■ **Data entries**:
====
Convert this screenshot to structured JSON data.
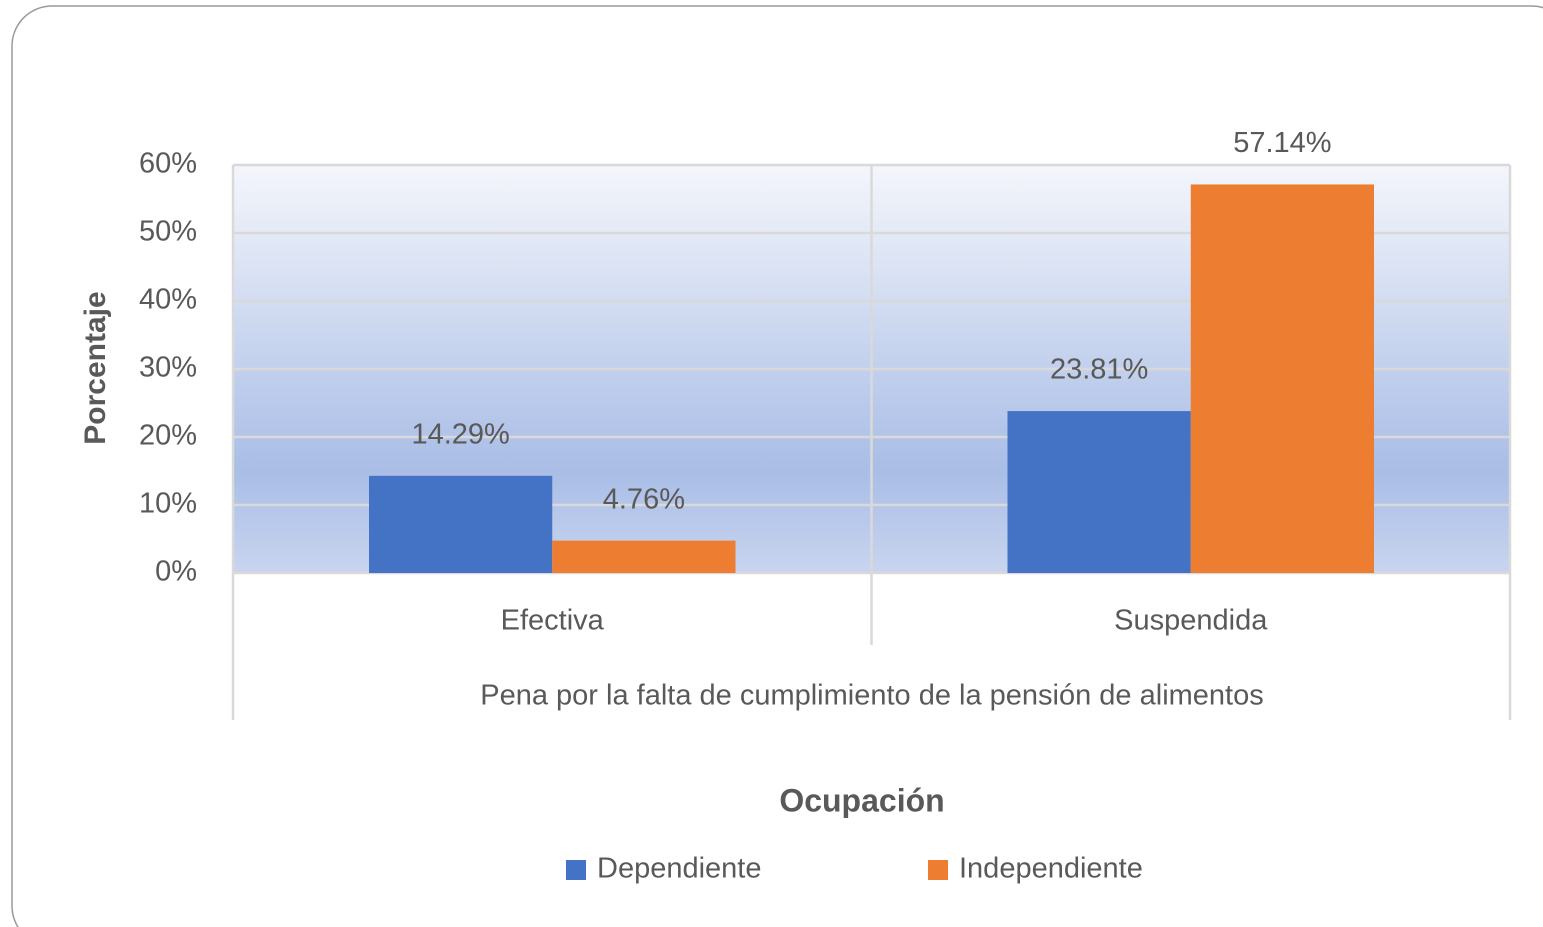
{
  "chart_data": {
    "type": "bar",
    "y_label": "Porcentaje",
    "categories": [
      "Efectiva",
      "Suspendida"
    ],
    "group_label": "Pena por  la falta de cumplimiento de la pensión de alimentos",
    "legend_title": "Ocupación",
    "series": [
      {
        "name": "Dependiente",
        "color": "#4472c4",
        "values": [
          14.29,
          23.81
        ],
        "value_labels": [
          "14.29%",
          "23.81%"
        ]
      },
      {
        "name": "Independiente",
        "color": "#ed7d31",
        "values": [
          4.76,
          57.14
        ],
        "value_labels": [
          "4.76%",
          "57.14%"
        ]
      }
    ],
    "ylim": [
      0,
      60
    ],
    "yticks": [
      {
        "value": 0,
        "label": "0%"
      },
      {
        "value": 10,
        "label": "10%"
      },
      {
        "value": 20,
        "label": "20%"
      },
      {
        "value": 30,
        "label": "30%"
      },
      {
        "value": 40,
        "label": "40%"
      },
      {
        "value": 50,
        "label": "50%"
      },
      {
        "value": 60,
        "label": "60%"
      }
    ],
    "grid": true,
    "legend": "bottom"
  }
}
====
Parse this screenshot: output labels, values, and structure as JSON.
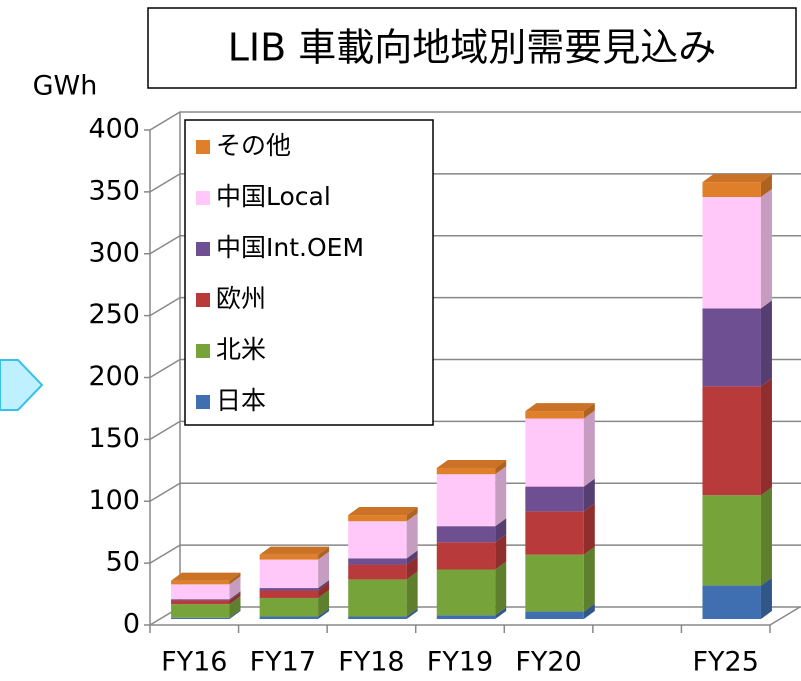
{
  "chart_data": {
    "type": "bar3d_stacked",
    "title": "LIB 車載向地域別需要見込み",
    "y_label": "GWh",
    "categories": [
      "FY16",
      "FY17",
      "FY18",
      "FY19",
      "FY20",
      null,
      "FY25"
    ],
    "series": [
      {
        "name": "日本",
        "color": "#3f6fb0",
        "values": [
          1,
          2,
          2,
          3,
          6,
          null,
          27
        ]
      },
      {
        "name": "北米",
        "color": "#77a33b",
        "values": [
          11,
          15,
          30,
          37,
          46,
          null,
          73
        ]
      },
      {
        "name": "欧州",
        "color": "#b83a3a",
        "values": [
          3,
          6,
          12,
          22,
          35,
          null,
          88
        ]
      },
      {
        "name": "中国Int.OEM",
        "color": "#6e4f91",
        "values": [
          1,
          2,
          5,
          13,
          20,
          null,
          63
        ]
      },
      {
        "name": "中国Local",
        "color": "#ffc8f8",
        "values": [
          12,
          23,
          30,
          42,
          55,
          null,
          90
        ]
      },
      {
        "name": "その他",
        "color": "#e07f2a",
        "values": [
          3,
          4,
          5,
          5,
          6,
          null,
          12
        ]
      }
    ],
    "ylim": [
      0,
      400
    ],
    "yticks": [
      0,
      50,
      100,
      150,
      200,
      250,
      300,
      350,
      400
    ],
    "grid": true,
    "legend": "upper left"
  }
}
====
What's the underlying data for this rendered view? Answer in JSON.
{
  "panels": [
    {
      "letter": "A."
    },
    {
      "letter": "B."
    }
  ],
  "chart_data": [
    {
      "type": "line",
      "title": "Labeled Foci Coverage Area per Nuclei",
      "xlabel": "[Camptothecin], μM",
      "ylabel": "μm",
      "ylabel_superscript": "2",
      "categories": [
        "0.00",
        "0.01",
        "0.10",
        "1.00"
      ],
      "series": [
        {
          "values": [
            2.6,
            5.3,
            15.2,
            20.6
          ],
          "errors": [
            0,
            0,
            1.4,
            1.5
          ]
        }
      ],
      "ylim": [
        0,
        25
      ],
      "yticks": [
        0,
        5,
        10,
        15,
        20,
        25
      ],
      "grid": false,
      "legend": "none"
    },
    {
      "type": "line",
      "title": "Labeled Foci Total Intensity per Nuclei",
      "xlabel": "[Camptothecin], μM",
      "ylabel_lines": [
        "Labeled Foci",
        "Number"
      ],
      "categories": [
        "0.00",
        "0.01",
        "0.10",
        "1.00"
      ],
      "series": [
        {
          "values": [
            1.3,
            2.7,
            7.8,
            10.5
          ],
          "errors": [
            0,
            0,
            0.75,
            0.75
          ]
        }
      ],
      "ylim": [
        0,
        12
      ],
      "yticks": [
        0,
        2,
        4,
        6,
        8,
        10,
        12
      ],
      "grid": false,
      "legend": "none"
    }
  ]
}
====
■ **Requirements**: Write out every line of the listing that holds the word "Nuclei".

■ **Task solution**:
      "title": "Labeled Foci Coverage Area per Nuclei",
      "title": "Labeled Foci Total Intensity per Nuclei",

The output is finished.